/---

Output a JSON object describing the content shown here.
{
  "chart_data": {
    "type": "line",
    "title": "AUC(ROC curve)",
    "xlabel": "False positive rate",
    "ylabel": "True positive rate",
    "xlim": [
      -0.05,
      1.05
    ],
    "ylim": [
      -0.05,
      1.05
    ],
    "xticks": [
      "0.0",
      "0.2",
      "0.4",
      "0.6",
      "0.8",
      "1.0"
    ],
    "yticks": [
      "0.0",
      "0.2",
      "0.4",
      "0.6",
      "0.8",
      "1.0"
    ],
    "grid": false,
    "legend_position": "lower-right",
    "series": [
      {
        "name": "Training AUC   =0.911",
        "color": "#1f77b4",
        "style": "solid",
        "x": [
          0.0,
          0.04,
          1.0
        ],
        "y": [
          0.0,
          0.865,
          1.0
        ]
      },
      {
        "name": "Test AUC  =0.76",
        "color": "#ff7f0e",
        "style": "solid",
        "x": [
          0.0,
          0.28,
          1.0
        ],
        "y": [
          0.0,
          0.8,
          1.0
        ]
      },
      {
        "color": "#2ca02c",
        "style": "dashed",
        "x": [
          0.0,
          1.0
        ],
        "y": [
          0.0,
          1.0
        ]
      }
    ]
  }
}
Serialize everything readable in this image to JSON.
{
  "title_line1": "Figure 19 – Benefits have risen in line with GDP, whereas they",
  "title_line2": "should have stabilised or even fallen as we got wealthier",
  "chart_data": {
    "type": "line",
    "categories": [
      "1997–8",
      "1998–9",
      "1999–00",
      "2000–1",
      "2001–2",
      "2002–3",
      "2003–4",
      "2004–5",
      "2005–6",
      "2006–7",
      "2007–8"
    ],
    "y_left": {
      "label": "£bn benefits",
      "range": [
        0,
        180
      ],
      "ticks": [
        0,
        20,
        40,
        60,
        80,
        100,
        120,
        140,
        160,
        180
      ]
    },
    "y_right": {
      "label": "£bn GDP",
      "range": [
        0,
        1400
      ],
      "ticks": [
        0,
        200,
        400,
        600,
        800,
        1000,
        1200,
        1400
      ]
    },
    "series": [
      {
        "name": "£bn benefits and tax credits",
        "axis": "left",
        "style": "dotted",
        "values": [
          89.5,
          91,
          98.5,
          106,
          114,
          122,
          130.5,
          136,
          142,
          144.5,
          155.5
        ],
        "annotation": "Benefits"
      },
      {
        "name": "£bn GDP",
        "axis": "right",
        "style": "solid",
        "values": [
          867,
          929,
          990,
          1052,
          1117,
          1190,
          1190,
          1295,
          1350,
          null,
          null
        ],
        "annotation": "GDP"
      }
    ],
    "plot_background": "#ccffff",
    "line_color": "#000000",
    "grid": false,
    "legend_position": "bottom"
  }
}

\---
/---

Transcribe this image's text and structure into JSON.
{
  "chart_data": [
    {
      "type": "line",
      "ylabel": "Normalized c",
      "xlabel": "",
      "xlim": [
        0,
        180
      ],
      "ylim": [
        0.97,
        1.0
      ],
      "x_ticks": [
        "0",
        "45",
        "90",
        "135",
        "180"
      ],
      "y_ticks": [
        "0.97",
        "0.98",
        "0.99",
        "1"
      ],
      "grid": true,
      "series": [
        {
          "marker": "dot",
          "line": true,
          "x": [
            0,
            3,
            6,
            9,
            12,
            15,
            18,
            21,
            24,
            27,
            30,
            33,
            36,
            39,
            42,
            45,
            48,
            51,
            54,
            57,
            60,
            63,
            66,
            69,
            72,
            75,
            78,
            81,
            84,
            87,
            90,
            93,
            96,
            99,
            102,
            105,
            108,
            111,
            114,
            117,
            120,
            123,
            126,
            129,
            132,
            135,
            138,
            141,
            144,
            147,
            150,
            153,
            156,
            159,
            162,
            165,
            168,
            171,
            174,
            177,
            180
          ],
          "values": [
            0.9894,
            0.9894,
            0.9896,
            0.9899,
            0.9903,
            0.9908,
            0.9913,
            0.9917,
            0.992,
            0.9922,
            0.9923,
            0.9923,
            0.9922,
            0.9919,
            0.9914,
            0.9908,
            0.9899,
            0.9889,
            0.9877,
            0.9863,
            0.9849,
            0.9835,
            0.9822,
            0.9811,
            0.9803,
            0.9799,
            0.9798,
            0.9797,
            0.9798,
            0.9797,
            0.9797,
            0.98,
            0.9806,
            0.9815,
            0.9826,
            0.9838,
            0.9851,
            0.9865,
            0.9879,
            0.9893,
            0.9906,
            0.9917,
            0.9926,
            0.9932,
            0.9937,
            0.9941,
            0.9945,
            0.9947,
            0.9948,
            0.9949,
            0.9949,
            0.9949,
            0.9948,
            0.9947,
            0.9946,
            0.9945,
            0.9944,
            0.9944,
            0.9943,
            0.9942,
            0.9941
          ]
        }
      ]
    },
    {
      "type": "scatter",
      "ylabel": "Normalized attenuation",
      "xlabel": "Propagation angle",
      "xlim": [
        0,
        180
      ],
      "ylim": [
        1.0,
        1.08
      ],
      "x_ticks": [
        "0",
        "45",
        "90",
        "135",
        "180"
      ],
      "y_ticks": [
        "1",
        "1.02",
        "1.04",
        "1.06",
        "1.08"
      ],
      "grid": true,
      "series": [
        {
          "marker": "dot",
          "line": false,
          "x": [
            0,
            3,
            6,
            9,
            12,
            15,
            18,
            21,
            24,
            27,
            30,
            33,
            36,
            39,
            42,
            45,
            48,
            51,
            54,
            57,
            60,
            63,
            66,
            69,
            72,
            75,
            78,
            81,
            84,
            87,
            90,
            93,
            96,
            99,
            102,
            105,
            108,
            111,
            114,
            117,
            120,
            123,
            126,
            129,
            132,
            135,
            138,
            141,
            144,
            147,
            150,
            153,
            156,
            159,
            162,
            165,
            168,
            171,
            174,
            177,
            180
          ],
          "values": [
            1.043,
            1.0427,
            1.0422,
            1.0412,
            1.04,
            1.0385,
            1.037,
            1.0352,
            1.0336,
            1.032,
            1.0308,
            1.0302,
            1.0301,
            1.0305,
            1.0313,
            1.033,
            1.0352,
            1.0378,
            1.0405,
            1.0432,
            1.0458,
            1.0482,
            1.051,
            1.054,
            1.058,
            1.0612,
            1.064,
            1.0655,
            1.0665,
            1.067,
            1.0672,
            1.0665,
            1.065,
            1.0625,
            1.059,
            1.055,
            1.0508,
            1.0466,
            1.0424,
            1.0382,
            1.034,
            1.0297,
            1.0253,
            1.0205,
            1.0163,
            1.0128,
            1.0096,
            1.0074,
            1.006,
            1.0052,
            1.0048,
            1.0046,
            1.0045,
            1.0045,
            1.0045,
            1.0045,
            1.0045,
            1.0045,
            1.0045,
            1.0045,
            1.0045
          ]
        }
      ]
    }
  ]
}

\---

In the entries above, how many lines hold the word "this"? State the number and nothing else.

◆ **Answer to the task**
2